- TASK TO CARRY OUT: Identify every line in the records below that contains the word "label", and copy each of those lines.

Figure record listings:

## start

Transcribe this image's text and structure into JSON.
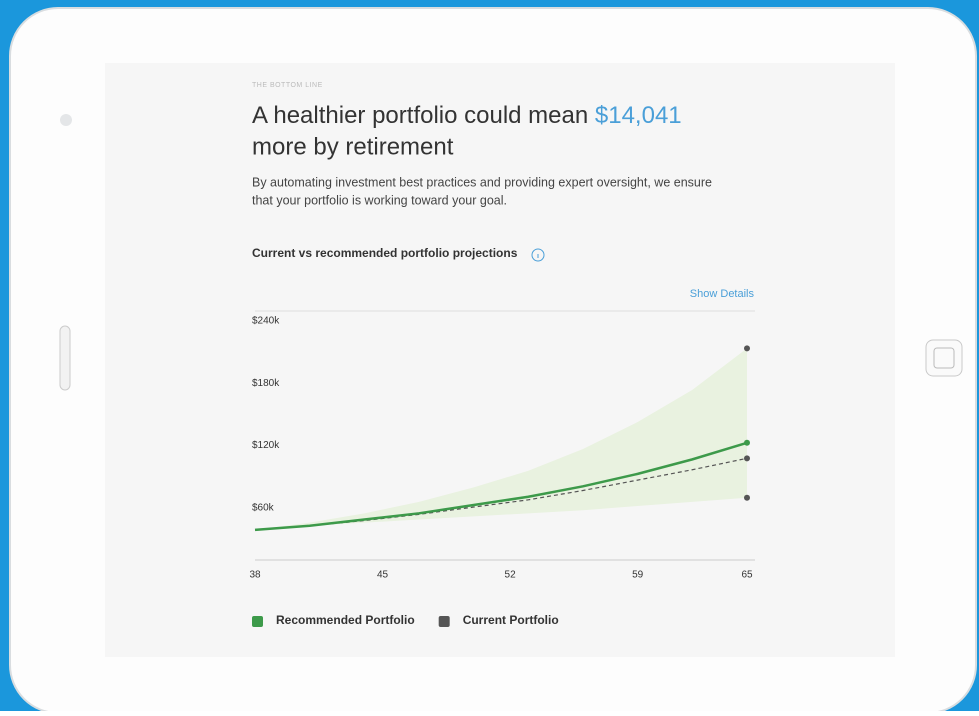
{
  "header": {
    "eyebrow": "THE BOTTOM LINE",
    "title_prefix": "A healthier portfolio could mean",
    "amount": "$14,041",
    "title_suffix": "more by retirement",
    "body_line1": "By automating investment best practices and providing expert oversight, we ensure",
    "body_line2": "that your portfolio is working toward your goal."
  },
  "chart_data": {
    "type": "line",
    "title": "Current vs recommended portfolio projections",
    "link": "Show Details",
    "x": [
      38,
      41,
      44,
      47,
      50,
      53,
      56,
      59,
      62,
      65
    ],
    "series": [
      {
        "name": "Recommended Portfolio",
        "color": "#3d9a4a",
        "values": [
          29000,
          33000,
          39000,
          45000,
          53000,
          61000,
          71000,
          83000,
          97000,
          113000
        ]
      },
      {
        "name": "Current Portfolio",
        "color": "#555555",
        "values": [
          29000,
          33000,
          38000,
          44000,
          51000,
          58000,
          67000,
          77000,
          87000,
          98000
        ]
      }
    ],
    "range": {
      "color": "#e9f2e0",
      "high": [
        29000,
        36000,
        45000,
        56000,
        70000,
        86000,
        107000,
        133000,
        164000,
        204000
      ],
      "low": [
        29000,
        33000,
        36000,
        39000,
        42000,
        45000,
        48000,
        52000,
        56000,
        60000
      ]
    },
    "xlim": [
      38,
      65
    ],
    "xticks": [
      38,
      45,
      52,
      59,
      65
    ],
    "ylim": [
      0,
      240000
    ],
    "yticks": [
      {
        "value": 60000,
        "label": "$60k"
      },
      {
        "value": 120000,
        "label": "$120k"
      },
      {
        "value": 180000,
        "label": "$180k"
      },
      {
        "value": 240000,
        "label": "$240k"
      }
    ],
    "grid": false
  }
}
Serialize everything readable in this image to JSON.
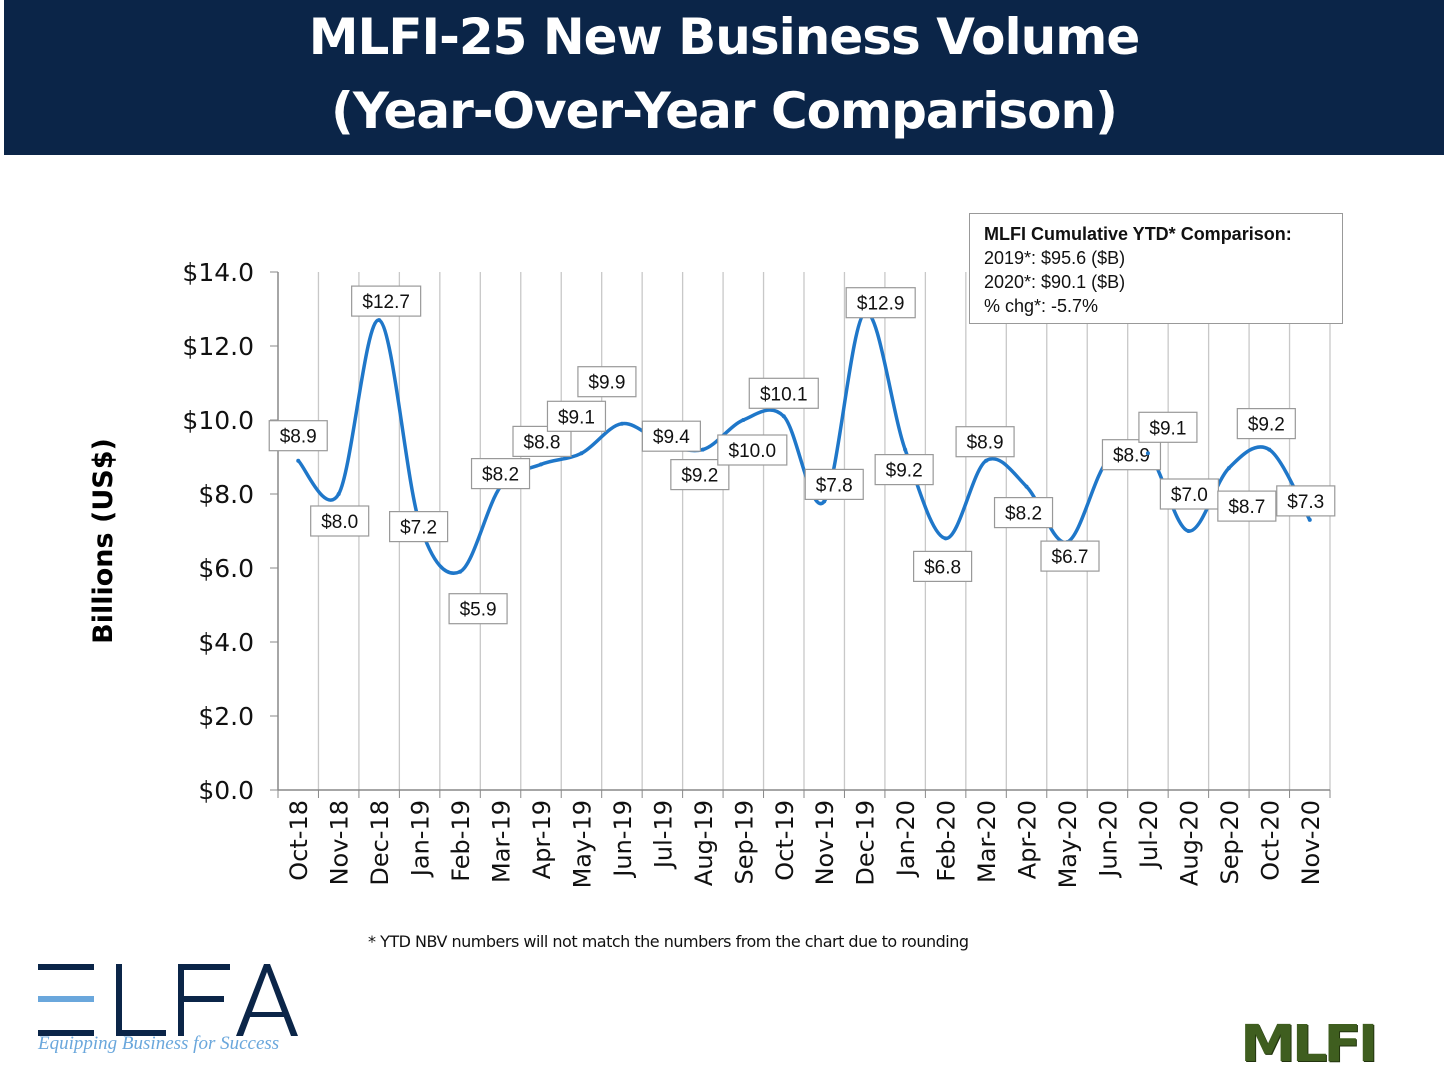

## end

- EXPECTED OUTPUT:
        "label": "$60k"
        "label": "$120k"
        "label": "$180k"
        "label": "$240k"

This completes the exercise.